(Directions)
Go through the entries below and copy each line containing the word "rest".

Dataset records:
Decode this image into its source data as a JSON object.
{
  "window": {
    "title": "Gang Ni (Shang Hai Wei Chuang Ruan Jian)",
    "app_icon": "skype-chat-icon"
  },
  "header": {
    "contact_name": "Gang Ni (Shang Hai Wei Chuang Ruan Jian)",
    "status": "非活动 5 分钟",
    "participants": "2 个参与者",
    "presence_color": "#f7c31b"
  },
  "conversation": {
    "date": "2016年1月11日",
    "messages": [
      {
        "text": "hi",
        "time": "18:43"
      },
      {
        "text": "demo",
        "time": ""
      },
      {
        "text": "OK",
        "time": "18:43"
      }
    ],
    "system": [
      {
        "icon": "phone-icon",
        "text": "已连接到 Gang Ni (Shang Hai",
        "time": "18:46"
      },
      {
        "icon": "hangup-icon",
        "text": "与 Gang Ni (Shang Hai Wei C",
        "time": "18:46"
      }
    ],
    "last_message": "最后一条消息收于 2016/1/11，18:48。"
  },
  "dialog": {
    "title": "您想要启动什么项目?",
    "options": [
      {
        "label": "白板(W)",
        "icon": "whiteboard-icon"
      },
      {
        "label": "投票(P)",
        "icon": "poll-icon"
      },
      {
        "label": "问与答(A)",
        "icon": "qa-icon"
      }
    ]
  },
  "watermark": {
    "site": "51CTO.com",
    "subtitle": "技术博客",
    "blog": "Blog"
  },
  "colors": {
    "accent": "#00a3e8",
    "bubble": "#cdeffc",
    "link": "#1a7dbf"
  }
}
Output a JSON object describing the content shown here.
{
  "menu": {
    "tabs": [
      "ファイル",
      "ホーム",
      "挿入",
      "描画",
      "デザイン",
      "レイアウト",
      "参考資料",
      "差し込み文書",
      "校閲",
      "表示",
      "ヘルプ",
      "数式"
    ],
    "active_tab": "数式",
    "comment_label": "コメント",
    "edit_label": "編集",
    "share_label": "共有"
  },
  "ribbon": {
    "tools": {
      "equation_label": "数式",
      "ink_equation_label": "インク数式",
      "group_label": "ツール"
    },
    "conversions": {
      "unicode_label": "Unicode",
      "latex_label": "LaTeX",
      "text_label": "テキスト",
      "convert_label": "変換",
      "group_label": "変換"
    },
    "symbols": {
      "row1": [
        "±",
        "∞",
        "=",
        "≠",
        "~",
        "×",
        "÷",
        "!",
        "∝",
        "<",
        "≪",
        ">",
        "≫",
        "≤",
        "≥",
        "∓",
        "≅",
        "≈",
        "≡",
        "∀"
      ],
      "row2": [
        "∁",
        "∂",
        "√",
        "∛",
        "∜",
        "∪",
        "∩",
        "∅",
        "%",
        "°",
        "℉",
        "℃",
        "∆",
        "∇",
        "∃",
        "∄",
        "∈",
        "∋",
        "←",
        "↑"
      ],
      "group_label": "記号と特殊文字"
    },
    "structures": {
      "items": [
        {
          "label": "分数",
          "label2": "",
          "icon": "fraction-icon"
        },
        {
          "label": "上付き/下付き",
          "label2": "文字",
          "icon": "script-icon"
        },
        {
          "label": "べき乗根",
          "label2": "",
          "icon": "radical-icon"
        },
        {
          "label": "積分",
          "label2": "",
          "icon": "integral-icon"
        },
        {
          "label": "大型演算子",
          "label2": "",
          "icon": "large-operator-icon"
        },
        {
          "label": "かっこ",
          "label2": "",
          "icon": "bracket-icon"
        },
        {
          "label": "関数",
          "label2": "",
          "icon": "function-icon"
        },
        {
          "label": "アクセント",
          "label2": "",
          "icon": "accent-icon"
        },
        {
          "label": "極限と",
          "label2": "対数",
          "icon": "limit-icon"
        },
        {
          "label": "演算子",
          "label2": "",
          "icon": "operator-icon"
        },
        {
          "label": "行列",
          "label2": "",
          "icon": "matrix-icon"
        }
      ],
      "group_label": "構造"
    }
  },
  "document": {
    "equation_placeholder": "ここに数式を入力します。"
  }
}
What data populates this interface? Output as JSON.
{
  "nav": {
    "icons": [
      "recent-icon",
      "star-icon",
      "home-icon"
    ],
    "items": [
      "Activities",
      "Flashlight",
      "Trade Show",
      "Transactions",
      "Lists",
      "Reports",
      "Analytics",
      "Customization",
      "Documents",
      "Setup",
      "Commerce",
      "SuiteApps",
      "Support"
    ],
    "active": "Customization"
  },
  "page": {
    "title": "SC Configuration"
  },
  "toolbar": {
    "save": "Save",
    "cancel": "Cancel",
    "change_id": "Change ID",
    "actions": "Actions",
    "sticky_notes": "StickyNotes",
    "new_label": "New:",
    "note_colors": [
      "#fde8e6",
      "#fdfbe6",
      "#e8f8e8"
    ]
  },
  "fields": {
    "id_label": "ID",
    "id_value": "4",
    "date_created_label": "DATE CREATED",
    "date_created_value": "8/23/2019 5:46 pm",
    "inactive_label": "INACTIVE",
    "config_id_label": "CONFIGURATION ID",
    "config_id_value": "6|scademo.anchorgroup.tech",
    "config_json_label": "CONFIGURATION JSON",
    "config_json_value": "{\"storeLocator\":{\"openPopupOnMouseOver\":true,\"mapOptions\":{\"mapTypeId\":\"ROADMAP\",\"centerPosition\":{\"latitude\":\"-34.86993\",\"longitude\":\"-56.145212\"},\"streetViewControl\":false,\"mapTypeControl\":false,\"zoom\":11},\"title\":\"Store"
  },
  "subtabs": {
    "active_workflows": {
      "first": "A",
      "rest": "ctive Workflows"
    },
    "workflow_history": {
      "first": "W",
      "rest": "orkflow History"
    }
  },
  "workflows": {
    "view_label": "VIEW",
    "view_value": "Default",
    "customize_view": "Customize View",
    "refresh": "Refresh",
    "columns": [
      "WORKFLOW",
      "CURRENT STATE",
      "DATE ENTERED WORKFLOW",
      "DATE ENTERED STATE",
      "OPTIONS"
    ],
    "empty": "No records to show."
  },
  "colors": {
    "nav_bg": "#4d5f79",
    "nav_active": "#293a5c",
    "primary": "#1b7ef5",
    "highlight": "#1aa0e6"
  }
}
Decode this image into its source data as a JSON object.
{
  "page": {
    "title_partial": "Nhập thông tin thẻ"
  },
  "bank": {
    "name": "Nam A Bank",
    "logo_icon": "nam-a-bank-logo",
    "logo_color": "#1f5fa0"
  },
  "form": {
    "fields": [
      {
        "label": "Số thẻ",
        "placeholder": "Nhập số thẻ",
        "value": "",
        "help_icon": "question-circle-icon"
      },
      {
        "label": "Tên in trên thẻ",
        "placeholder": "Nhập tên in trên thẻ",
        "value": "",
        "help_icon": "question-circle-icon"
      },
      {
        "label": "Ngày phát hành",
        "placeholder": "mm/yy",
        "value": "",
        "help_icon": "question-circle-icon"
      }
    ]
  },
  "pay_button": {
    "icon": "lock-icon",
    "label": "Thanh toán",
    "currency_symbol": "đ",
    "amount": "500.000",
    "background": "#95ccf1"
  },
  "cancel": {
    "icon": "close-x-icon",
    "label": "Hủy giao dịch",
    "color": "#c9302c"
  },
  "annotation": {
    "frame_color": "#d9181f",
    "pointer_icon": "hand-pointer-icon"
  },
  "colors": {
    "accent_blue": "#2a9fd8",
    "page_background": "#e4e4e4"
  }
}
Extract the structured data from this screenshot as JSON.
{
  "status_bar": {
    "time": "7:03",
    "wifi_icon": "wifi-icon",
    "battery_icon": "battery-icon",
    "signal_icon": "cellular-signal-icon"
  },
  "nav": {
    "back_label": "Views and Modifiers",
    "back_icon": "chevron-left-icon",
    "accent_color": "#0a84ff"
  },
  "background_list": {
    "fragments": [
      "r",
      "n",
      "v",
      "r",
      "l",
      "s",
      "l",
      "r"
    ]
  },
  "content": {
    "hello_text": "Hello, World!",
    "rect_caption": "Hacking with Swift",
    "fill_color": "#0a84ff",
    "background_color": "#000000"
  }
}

(Answer to this task)
      "rest": "ctive Workflows"
      "rest": "orkflow History"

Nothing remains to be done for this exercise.